**Entries**.
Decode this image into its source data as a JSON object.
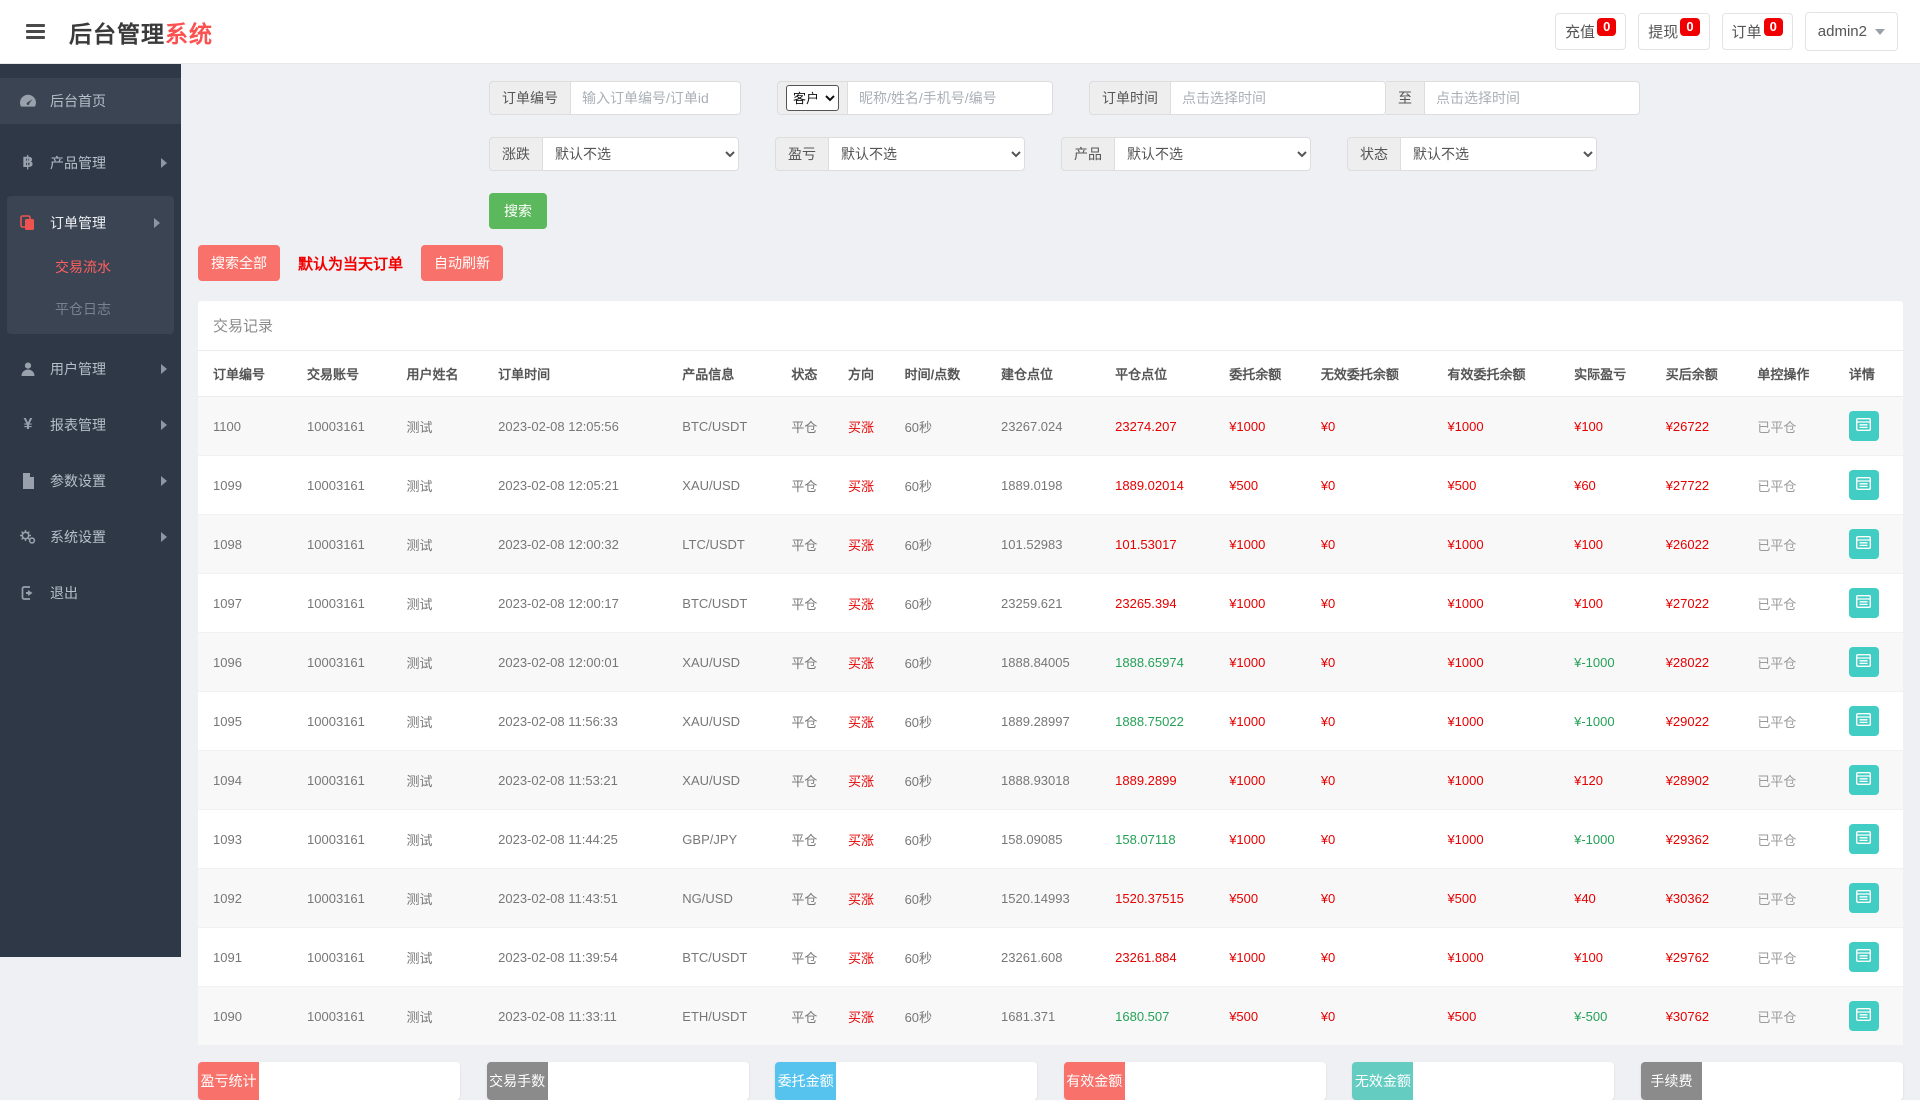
{
  "topbar": {
    "brand_prefix": "后台管理",
    "brand_suffix": "系统",
    "stats": [
      {
        "id": "recharge",
        "label": "充值",
        "badge": "0"
      },
      {
        "id": "withdraw",
        "label": "提现",
        "badge": "0"
      },
      {
        "id": "order",
        "label": "订单",
        "badge": "0"
      }
    ],
    "user_name": "admin2"
  },
  "sidebar": {
    "items": [
      {
        "id": "home",
        "label": "后台首页",
        "icon": "dashboard-icon",
        "highlight": true
      },
      {
        "id": "products",
        "label": "产品管理",
        "icon": "bitcoin-icon",
        "arrow": true
      },
      {
        "id": "orders",
        "label": "订单管理",
        "icon": "orders-icon",
        "arrow": true,
        "expanded": true,
        "children": [
          {
            "id": "trade-flow",
            "label": "交易流水",
            "active": true
          },
          {
            "id": "close-log",
            "label": "平仓日志",
            "active": false
          }
        ]
      },
      {
        "id": "users",
        "label": "用户管理",
        "icon": "user-icon",
        "arrow": true
      },
      {
        "id": "reports",
        "label": "报表管理",
        "icon": "yen-icon",
        "arrow": true
      },
      {
        "id": "params",
        "label": "参数设置",
        "icon": "params-icon",
        "arrow": true
      },
      {
        "id": "system",
        "label": "系统设置",
        "icon": "gears-icon",
        "arrow": true
      },
      {
        "id": "logout",
        "label": "退出",
        "icon": "logout-icon"
      }
    ]
  },
  "filters": {
    "order_no_label": "订单编号",
    "order_no_placeholder": "输入订单编号/订单id",
    "customer_select": "客户",
    "customer_placeholder": "昵称/姓名/手机号/编号",
    "order_time_label": "订单时间",
    "time_placeholder": "点击选择时间",
    "to_label": "至",
    "rise_fall_label": "涨跌",
    "profit_loss_label": "盈亏",
    "product_label": "产品",
    "status_label": "状态",
    "default_option": "默认不选",
    "search_button": "搜索"
  },
  "actions": {
    "search_all": "搜索全部",
    "note": "默认为当天订单",
    "auto_refresh": "自动刷新"
  },
  "table": {
    "title": "交易记录",
    "headers": [
      "订单编号",
      "交易账号",
      "用户姓名",
      "订单时间",
      "产品信息",
      "状态",
      "方向",
      "时间/点数",
      "建仓点位",
      "平仓点位",
      "委托余额",
      "无效委托余额",
      "有效委托余额",
      "实际盈亏",
      "买后余额",
      "单控操作",
      "详情"
    ],
    "rows": [
      {
        "order_no": "1100",
        "account": "10003161",
        "user": "测试",
        "time": "2023-02-08 12:05:56",
        "product": "BTC/USDT",
        "status": "平仓",
        "direction": "买涨",
        "period": "60秒",
        "open_point": "23267.024",
        "close_point": "23274.207",
        "close_trend": "up",
        "entrust": "¥1000",
        "invalid_entrust": "¥0",
        "valid_entrust": "¥1000",
        "profit": "¥100",
        "profit_trend": "up",
        "balance_after": "¥26722",
        "control": "已平仓"
      },
      {
        "order_no": "1099",
        "account": "10003161",
        "user": "测试",
        "time": "2023-02-08 12:05:21",
        "product": "XAU/USD",
        "status": "平仓",
        "direction": "买涨",
        "period": "60秒",
        "open_point": "1889.0198",
        "close_point": "1889.02014",
        "close_trend": "up",
        "entrust": "¥500",
        "invalid_entrust": "¥0",
        "valid_entrust": "¥500",
        "profit": "¥60",
        "profit_trend": "up",
        "balance_after": "¥27722",
        "control": "已平仓"
      },
      {
        "order_no": "1098",
        "account": "10003161",
        "user": "测试",
        "time": "2023-02-08 12:00:32",
        "product": "LTC/USDT",
        "status": "平仓",
        "direction": "买涨",
        "period": "60秒",
        "open_point": "101.52983",
        "close_point": "101.53017",
        "close_trend": "up",
        "entrust": "¥1000",
        "invalid_entrust": "¥0",
        "valid_entrust": "¥1000",
        "profit": "¥100",
        "profit_trend": "up",
        "balance_after": "¥26022",
        "control": "已平仓"
      },
      {
        "order_no": "1097",
        "account": "10003161",
        "user": "测试",
        "time": "2023-02-08 12:00:17",
        "product": "BTC/USDT",
        "status": "平仓",
        "direction": "买涨",
        "period": "60秒",
        "open_point": "23259.621",
        "close_point": "23265.394",
        "close_trend": "up",
        "entrust": "¥1000",
        "invalid_entrust": "¥0",
        "valid_entrust": "¥1000",
        "profit": "¥100",
        "profit_trend": "up",
        "balance_after": "¥27022",
        "control": "已平仓"
      },
      {
        "order_no": "1096",
        "account": "10003161",
        "user": "测试",
        "time": "2023-02-08 12:00:01",
        "product": "XAU/USD",
        "status": "平仓",
        "direction": "买涨",
        "period": "60秒",
        "open_point": "1888.84005",
        "close_point": "1888.65974",
        "close_trend": "down",
        "entrust": "¥1000",
        "invalid_entrust": "¥0",
        "valid_entrust": "¥1000",
        "profit": "¥-1000",
        "profit_trend": "down",
        "balance_after": "¥28022",
        "control": "已平仓"
      },
      {
        "order_no": "1095",
        "account": "10003161",
        "user": "测试",
        "time": "2023-02-08 11:56:33",
        "product": "XAU/USD",
        "status": "平仓",
        "direction": "买涨",
        "period": "60秒",
        "open_point": "1889.28997",
        "close_point": "1888.75022",
        "close_trend": "down",
        "entrust": "¥1000",
        "invalid_entrust": "¥0",
        "valid_entrust": "¥1000",
        "profit": "¥-1000",
        "profit_trend": "down",
        "balance_after": "¥29022",
        "control": "已平仓"
      },
      {
        "order_no": "1094",
        "account": "10003161",
        "user": "测试",
        "time": "2023-02-08 11:53:21",
        "product": "XAU/USD",
        "status": "平仓",
        "direction": "买涨",
        "period": "60秒",
        "open_point": "1888.93018",
        "close_point": "1889.2899",
        "close_trend": "up",
        "entrust": "¥1000",
        "invalid_entrust": "¥0",
        "valid_entrust": "¥1000",
        "profit": "¥120",
        "profit_trend": "up",
        "balance_after": "¥28902",
        "control": "已平仓"
      },
      {
        "order_no": "1093",
        "account": "10003161",
        "user": "测试",
        "time": "2023-02-08 11:44:25",
        "product": "GBP/JPY",
        "status": "平仓",
        "direction": "买涨",
        "period": "60秒",
        "open_point": "158.09085",
        "close_point": "158.07118",
        "close_trend": "down",
        "entrust": "¥1000",
        "invalid_entrust": "¥0",
        "valid_entrust": "¥1000",
        "profit": "¥-1000",
        "profit_trend": "down",
        "balance_after": "¥29362",
        "control": "已平仓"
      },
      {
        "order_no": "1092",
        "account": "10003161",
        "user": "测试",
        "time": "2023-02-08 11:43:51",
        "product": "NG/USD",
        "status": "平仓",
        "direction": "买涨",
        "period": "60秒",
        "open_point": "1520.14993",
        "close_point": "1520.37515",
        "close_trend": "up",
        "entrust": "¥500",
        "invalid_entrust": "¥0",
        "valid_entrust": "¥500",
        "profit": "¥40",
        "profit_trend": "up",
        "balance_after": "¥30362",
        "control": "已平仓"
      },
      {
        "order_no": "1091",
        "account": "10003161",
        "user": "测试",
        "time": "2023-02-08 11:39:54",
        "product": "BTC/USDT",
        "status": "平仓",
        "direction": "买涨",
        "period": "60秒",
        "open_point": "23261.608",
        "close_point": "23261.884",
        "close_trend": "up",
        "entrust": "¥1000",
        "invalid_entrust": "¥0",
        "valid_entrust": "¥1000",
        "profit": "¥100",
        "profit_trend": "up",
        "balance_after": "¥29762",
        "control": "已平仓"
      },
      {
        "order_no": "1090",
        "account": "10003161",
        "user": "测试",
        "time": "2023-02-08 11:33:11",
        "product": "ETH/USDT",
        "status": "平仓",
        "direction": "买涨",
        "period": "60秒",
        "open_point": "1681.371",
        "close_point": "1680.507",
        "close_trend": "down",
        "entrust": "¥500",
        "invalid_entrust": "¥0",
        "valid_entrust": "¥500",
        "profit": "¥-500",
        "profit_trend": "down",
        "balance_after": "¥30762",
        "control": "已平仓"
      }
    ]
  },
  "summary": [
    {
      "id": "profit-total",
      "label": "盈亏统计",
      "value": "",
      "color": "#f8716a"
    },
    {
      "id": "trade-lots",
      "label": "交易手数",
      "value": "",
      "color": "#8b8b8b"
    },
    {
      "id": "entrust-amount",
      "label": "委托金额",
      "value": "",
      "color": "#55c3ee"
    },
    {
      "id": "valid-amount",
      "label": "有效金额",
      "value": "",
      "color": "#f8716a"
    },
    {
      "id": "invalid-amount",
      "label": "无效金额",
      "value": "",
      "color": "#65ccc2"
    },
    {
      "id": "fee",
      "label": "手续费",
      "value": "",
      "color": "#8b8b8b"
    }
  ],
  "colors": {
    "up_red": "#e60000",
    "down_green": "#24a157",
    "detail_teal": "#41cdc3"
  }
}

**Given request**.
Find every line in the records that contains the word "icon"; copy those lines.

**Answer to the exercise**.
        "icon": "dashboard-icon",
        "icon": "bitcoin-icon",
        "icon": "orders-icon",
        "icon": "user-icon",
        "icon": "yen-icon",
        "icon": "params-icon",
        "icon": "gears-icon",
        "icon": "logout-icon"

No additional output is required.